(Short exercise)
Your copy of the material must match it exactly, except that pictures are dropped.

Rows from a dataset
— Begin —

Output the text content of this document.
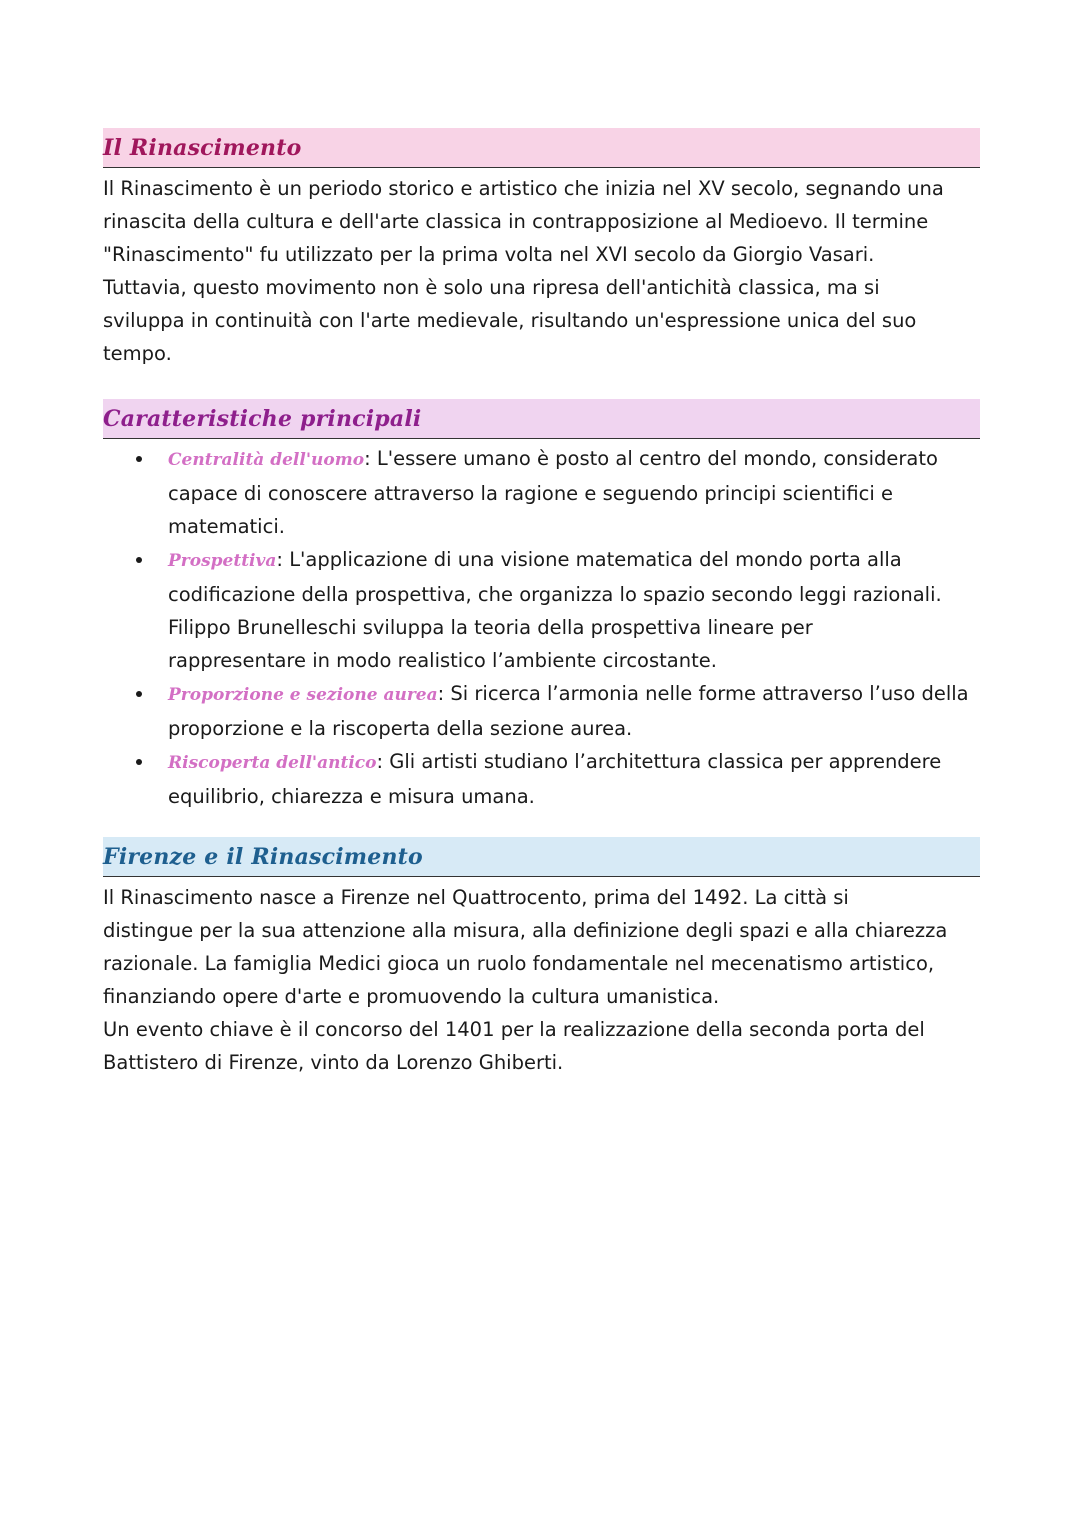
Il Rinascimento
Il Rinascimento è un periodo storico e artistico che inizia nel XV secolo, segnando una
rinascita della cultura e dell'arte classica in contrapposizione al Medioevo. Il termine
"Rinascimento" fu utilizzato per la prima volta nel XVI secolo da Giorgio Vasari.
Tuttavia, questo movimento non è solo una ripresa dell'antichità classica, ma si
sviluppa in continuità con l'arte medievale, risultando un'espressione unica del suo
tempo.
Caratteristiche principali
Centralità dell'uomo: L'essere umano è posto al centro del mondo, considerato
capace di conoscere attraverso la ragione e seguendo principi scientifici e
matematici.
Prospettiva: L'applicazione di una visione matematica del mondo porta alla
codificazione della prospettiva, che organizza lo spazio secondo leggi razionali.
Filippo Brunelleschi sviluppa la teoria della prospettiva lineare per
rappresentare in modo realistico l’ambiente circostante.
Proporzione e sezione aurea: Si ricerca l’armonia nelle forme attraverso l’uso della
proporzione e la riscoperta della sezione aurea.
Riscoperta dell'antico: Gli artisti studiano l’architettura classica per apprendere
equilibrio, chiarezza e misura umana.
Firenze e il Rinascimento
Il Rinascimento nasce a Firenze nel Quattrocento, prima del 1492. La città si
distingue per la sua attenzione alla misura, alla definizione degli spazi e alla chiarezza
razionale. La famiglia Medici gioca un ruolo fondamentale nel mecenatismo artistico,
finanziando opere d'arte e promuovendo la cultura umanistica.
Un evento chiave è il concorso del 1401 per la realizzazione della seconda porta del
Battistero di Firenze, vinto da Lorenzo Ghiberti.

— End —

(Worked answer)
Output the text content of this document.
Il Rinascimento
Il Rinascimento è un periodo storico e artistico che inizia nel XV secolo, segnando una
rinascita della cultura e dell'arte classica in contrapposizione al Medioevo. Il termine
"Rinascimento" fu utilizzato per la prima volta nel XVI secolo da Giorgio Vasari.
Tuttavia, questo movimento non è solo una ripresa dell'antichità classica, ma si
sviluppa in continuità con l'arte medievale, risultando un'espressione unica del suo
tempo.
Caratteristiche principali
Centralità dell'uomo: L'essere umano è posto al centro del mondo, considerato
capace di conoscere attraverso la ragione e seguendo principi scientifici e
matematici.
Prospettiva: L'applicazione di una visione matematica del mondo porta alla
codificazione della prospettiva, che organizza lo spazio secondo leggi razionali.
Filippo Brunelleschi sviluppa la teoria della prospettiva lineare per
rappresentare in modo realistico l’ambiente circostante.
Proporzione e sezione aurea: Si ricerca l’armonia nelle forme attraverso l’uso della
proporzione e la riscoperta della sezione aurea.
Riscoperta dell'antico: Gli artisti studiano l’architettura classica per apprendere
equilibrio, chiarezza e misura umana.
Firenze e il Rinascimento
Il Rinascimento nasce a Firenze nel Quattrocento, prima del 1492. La città si
distingue per la sua attenzione alla misura, alla definizione degli spazi e alla chiarezza
razionale. La famiglia Medici gioca un ruolo fondamentale nel mecenatismo artistico,
finanziando opere d'arte e promuovendo la cultura umanistica.
Un evento chiave è il concorso del 1401 per la realizzazione della seconda porta del
Battistero di Firenze, vinto da Lorenzo Ghiberti.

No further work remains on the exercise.